Stated task
Return the entries verbatim and drop every picture.

# Dataset excerpts start

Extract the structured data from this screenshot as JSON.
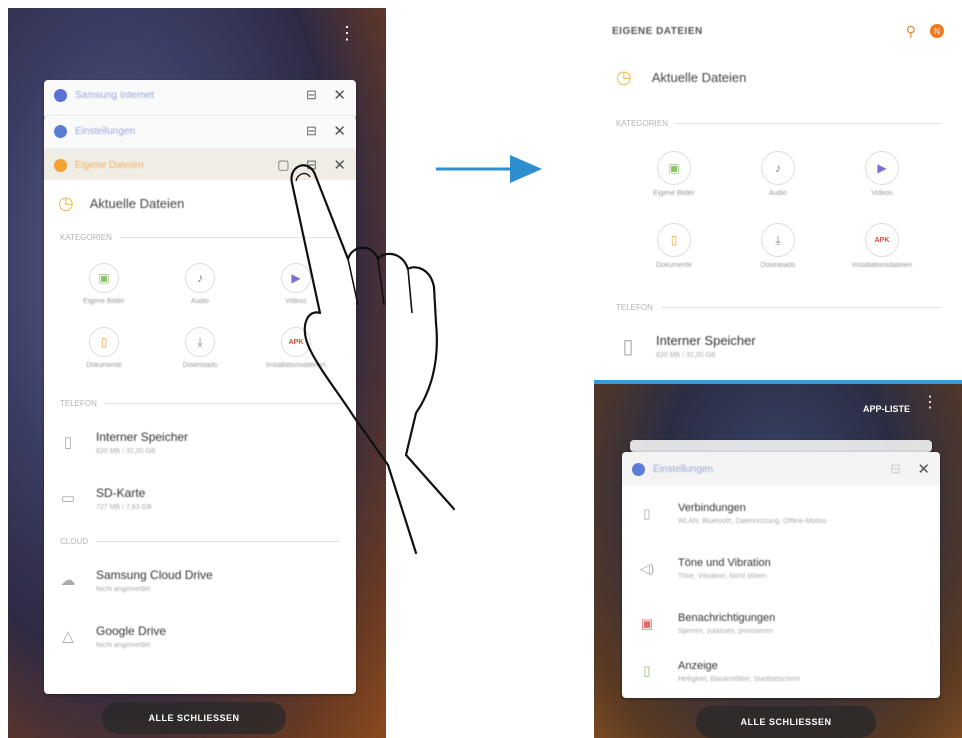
{
  "left": {
    "recents": [
      {
        "title": "Samsung Internet",
        "color": "#5b6fd6"
      },
      {
        "title": "Einstellungen",
        "color": "#5b7dd6"
      }
    ],
    "main_card": {
      "title": "Eigene Dateien",
      "color": "#f3a230",
      "recent_files": "Aktuelle Dateien",
      "categories_header": "KATEGORIEN",
      "categories": [
        {
          "label": "Eigene Bilder",
          "icon": "▣",
          "color": "#8cc46a"
        },
        {
          "label": "Audio",
          "icon": "♪",
          "color": "#888888"
        },
        {
          "label": "Videos",
          "icon": "▶",
          "color": "#7a6fd6"
        },
        {
          "label": "Dokumente",
          "icon": "▯",
          "color": "#f3a230"
        },
        {
          "label": "Downloads",
          "icon": "⤓",
          "color": "#888888"
        },
        {
          "label": "Installationsdateien",
          "icon": "APK",
          "color": "#e04a3a"
        }
      ],
      "phone_header": "TELEFON",
      "storage": [
        {
          "name": "Interner Speicher",
          "detail": "820 MB / 32,00 GB",
          "icon": "▯"
        },
        {
          "name": "SD-Karte",
          "detail": "727 MB / 7,63 GB",
          "icon": "▭"
        }
      ],
      "cloud_header": "CLOUD",
      "cloud": [
        {
          "name": "Samsung Cloud Drive",
          "detail": "Nicht angemeldet",
          "icon": "☁"
        },
        {
          "name": "Google Drive",
          "detail": "Nicht angemeldet",
          "icon": "△"
        }
      ]
    },
    "close_all": "ALLE SCHLIESSEN"
  },
  "right": {
    "title": "EIGENE DATEIEN",
    "badge": "N",
    "recent_files": "Aktuelle Dateien",
    "categories_header": "KATEGORIEN",
    "phone_header": "TELEFON",
    "storage_name": "Interner Speicher",
    "storage_detail": "820 MB / 32,00 GB",
    "app_list": "APP-LISTE",
    "settings_card": {
      "title": "Einstellungen",
      "color": "#5b7dd6",
      "items": [
        {
          "name": "Verbindungen",
          "detail": "WLAN, Bluetooth, Datennutzung, Offline-Modus",
          "icon": "▯"
        },
        {
          "name": "Töne und Vibration",
          "detail": "Töne, Vibration, Nicht stören",
          "icon": "◁)"
        },
        {
          "name": "Benachrichtigungen",
          "detail": "Sperren, zulassen, priorisieren",
          "icon": "▣"
        },
        {
          "name": "Anzeige",
          "detail": "Helligkeit, Blaulichtfilter, Startbildschirm",
          "icon": "▯"
        }
      ]
    },
    "close_all": "ALLE SCHLIESSEN"
  }
}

# Dataset excerpts end

The answer
Extract the structured data from this screenshot as JSON.
{
  "left": {
    "recents": [
      {
        "title": "Samsung Internet",
        "color": "#5b6fd6"
      },
      {
        "title": "Einstellungen",
        "color": "#5b7dd6"
      }
    ],
    "main_card": {
      "title": "Eigene Dateien",
      "color": "#f3a230",
      "recent_files": "Aktuelle Dateien",
      "categories_header": "KATEGORIEN",
      "categories": [
        {
          "label": "Eigene Bilder",
          "icon": "▣",
          "color": "#8cc46a"
        },
        {
          "label": "Audio",
          "icon": "♪",
          "color": "#888888"
        },
        {
          "label": "Videos",
          "icon": "▶",
          "color": "#7a6fd6"
        },
        {
          "label": "Dokumente",
          "icon": "▯",
          "color": "#f3a230"
        },
        {
          "label": "Downloads",
          "icon": "⤓",
          "color": "#888888"
        },
        {
          "label": "Installationsdateien",
          "icon": "APK",
          "color": "#e04a3a"
        }
      ],
      "phone_header": "TELEFON",
      "storage": [
        {
          "name": "Interner Speicher",
          "detail": "820 MB / 32,00 GB",
          "icon": "▯"
        },
        {
          "name": "SD-Karte",
          "detail": "727 MB / 7,63 GB",
          "icon": "▭"
        }
      ],
      "cloud_header": "CLOUD",
      "cloud": [
        {
          "name": "Samsung Cloud Drive",
          "detail": "Nicht angemeldet",
          "icon": "☁"
        },
        {
          "name": "Google Drive",
          "detail": "Nicht angemeldet",
          "icon": "△"
        }
      ]
    },
    "close_all": "ALLE SCHLIESSEN"
  },
  "right": {
    "title": "EIGENE DATEIEN",
    "badge": "N",
    "recent_files": "Aktuelle Dateien",
    "categories_header": "KATEGORIEN",
    "phone_header": "TELEFON",
    "storage_name": "Interner Speicher",
    "storage_detail": "820 MB / 32,00 GB",
    "app_list": "APP-LISTE",
    "settings_card": {
      "title": "Einstellungen",
      "color": "#5b7dd6",
      "items": [
        {
          "name": "Verbindungen",
          "detail": "WLAN, Bluetooth, Datennutzung, Offline-Modus",
          "icon": "▯"
        },
        {
          "name": "Töne und Vibration",
          "detail": "Töne, Vibration, Nicht stören",
          "icon": "◁)"
        },
        {
          "name": "Benachrichtigungen",
          "detail": "Sperren, zulassen, priorisieren",
          "icon": "▣"
        },
        {
          "name": "Anzeige",
          "detail": "Helligkeit, Blaulichtfilter, Startbildschirm",
          "icon": "▯"
        }
      ]
    },
    "close_all": "ALLE SCHLIESSEN"
  }
}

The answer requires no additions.